[Records about charts and figures]
•••
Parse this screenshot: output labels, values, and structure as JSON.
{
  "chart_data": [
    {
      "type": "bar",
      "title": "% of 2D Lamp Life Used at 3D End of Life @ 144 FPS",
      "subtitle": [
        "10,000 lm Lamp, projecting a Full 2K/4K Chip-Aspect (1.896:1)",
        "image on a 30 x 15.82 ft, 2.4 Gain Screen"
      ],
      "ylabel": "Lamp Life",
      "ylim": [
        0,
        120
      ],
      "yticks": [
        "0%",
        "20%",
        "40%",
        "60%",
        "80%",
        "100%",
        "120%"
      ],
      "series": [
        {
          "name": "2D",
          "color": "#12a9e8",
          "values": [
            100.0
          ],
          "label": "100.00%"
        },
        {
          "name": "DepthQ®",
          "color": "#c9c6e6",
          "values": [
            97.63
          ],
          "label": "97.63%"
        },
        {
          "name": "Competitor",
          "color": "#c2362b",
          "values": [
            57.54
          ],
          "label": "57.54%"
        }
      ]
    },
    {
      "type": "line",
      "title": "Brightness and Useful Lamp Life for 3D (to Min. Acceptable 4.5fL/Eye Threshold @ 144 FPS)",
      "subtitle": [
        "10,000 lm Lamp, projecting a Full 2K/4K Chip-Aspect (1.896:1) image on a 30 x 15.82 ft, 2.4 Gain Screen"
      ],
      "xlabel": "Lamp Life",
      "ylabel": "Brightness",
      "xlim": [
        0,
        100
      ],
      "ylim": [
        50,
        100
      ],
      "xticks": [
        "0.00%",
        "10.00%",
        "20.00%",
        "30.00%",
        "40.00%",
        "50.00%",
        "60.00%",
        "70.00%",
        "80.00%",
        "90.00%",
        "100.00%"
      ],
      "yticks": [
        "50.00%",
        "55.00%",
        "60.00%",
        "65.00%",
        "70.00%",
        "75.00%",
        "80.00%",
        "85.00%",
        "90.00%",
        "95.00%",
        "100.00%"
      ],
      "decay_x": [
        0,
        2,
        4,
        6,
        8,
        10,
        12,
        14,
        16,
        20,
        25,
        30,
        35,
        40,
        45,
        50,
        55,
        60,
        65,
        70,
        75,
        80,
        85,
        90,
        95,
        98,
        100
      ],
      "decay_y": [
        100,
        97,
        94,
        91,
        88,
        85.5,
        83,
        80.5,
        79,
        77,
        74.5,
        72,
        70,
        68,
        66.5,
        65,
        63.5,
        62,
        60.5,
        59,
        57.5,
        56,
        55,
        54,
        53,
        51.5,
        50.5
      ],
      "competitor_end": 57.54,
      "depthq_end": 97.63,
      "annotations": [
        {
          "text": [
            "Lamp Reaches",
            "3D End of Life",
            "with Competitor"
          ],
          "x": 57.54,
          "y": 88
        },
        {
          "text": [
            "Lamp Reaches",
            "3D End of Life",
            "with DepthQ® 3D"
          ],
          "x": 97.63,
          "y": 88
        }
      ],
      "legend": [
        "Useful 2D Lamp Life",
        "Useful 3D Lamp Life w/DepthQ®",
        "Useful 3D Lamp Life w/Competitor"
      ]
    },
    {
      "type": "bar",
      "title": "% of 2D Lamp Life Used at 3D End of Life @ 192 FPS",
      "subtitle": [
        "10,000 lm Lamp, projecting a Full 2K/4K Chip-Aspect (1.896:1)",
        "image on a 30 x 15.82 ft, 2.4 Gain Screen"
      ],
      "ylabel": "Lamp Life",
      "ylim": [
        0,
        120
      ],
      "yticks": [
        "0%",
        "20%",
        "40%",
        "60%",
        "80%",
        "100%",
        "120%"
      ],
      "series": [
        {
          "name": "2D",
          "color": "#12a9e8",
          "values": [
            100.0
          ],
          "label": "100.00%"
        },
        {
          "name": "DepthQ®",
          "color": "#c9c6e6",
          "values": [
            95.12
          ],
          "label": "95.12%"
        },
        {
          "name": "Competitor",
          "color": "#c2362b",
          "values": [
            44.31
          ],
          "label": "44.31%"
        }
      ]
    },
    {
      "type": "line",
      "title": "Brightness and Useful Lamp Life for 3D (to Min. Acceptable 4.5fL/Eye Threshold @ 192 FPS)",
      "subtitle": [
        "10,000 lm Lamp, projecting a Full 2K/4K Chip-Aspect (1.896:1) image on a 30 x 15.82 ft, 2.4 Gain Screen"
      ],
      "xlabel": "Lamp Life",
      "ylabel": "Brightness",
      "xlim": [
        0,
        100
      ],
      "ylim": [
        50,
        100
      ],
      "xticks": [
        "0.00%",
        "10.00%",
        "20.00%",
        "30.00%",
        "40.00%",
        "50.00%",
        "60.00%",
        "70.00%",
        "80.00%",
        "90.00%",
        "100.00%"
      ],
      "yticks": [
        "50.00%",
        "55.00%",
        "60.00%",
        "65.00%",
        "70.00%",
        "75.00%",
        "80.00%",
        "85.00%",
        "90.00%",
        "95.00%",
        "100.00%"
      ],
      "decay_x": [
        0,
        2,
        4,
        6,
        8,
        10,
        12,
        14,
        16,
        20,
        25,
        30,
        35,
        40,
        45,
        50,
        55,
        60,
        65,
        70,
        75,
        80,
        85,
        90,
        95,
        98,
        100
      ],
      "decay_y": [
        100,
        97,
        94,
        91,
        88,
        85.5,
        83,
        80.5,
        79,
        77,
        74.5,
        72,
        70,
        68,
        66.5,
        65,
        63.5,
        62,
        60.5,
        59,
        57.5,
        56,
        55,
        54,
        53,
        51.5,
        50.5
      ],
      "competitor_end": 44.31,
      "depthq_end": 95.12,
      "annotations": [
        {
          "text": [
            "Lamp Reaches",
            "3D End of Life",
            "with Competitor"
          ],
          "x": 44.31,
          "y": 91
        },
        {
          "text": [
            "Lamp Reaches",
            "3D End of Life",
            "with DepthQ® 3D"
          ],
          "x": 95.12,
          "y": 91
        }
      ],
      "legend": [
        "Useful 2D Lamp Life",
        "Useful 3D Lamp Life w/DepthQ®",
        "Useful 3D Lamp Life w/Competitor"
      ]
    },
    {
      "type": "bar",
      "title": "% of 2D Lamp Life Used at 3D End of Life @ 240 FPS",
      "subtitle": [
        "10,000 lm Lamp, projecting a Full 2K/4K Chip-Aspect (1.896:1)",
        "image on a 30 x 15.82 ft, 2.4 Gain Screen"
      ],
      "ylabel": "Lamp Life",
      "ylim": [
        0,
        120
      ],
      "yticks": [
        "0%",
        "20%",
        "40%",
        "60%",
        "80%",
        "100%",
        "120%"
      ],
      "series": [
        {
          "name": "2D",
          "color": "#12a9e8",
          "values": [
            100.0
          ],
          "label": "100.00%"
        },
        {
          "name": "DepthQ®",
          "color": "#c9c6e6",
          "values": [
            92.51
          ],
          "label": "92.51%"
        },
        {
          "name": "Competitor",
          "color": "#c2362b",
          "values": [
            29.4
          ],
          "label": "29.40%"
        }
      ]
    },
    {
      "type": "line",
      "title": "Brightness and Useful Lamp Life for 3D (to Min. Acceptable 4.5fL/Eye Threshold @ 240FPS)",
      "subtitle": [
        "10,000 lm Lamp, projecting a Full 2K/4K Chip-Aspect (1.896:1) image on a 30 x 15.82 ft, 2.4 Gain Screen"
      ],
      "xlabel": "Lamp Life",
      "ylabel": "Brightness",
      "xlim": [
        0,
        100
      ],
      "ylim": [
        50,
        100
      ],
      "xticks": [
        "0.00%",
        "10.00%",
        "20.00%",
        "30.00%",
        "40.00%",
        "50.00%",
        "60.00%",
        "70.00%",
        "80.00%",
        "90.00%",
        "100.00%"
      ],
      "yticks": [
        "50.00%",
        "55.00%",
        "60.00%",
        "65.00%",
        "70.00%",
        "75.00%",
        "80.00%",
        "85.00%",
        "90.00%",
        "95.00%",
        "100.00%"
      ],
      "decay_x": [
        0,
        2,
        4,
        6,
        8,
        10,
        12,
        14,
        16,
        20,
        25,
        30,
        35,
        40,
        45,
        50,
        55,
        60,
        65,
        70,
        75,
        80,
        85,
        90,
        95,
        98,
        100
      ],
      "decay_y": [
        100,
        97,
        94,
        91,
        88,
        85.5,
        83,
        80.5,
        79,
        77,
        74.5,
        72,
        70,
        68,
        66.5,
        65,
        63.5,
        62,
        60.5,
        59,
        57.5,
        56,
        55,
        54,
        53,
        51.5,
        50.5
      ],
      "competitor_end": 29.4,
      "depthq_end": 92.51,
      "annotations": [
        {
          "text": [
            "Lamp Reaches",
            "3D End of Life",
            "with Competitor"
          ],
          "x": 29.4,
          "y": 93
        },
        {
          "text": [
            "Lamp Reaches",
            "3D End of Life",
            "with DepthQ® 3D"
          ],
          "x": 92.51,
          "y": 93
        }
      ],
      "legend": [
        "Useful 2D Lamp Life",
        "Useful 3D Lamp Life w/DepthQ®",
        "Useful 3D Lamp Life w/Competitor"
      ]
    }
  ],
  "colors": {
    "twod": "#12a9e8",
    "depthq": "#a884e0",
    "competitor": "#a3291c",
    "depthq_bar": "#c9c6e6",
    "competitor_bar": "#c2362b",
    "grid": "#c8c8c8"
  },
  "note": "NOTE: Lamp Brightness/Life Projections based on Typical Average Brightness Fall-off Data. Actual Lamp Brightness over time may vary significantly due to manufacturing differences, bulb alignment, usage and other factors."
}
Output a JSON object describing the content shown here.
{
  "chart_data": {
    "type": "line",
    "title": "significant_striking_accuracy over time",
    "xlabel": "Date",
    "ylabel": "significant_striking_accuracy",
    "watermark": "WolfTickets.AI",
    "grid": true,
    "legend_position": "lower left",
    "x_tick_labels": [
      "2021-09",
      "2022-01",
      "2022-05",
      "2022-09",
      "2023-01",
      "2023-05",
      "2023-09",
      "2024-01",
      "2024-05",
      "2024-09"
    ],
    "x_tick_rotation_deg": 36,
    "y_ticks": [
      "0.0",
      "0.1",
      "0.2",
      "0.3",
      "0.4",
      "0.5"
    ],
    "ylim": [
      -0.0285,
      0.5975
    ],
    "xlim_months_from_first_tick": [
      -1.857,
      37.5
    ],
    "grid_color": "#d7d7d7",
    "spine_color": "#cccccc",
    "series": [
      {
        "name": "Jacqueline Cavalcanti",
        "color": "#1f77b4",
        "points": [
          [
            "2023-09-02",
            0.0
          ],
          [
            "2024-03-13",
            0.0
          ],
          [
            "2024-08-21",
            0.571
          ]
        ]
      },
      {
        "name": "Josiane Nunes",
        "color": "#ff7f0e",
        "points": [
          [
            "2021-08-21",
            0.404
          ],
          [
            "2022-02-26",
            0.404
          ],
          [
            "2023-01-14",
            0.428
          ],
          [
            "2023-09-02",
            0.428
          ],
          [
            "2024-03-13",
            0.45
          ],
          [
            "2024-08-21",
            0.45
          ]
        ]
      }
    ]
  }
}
•••
**JOB:**
Check each line of the data above for the string "Acceptable", then report how many lines have it, with no other words.

**RESPONSE TO THIS TASK:**
3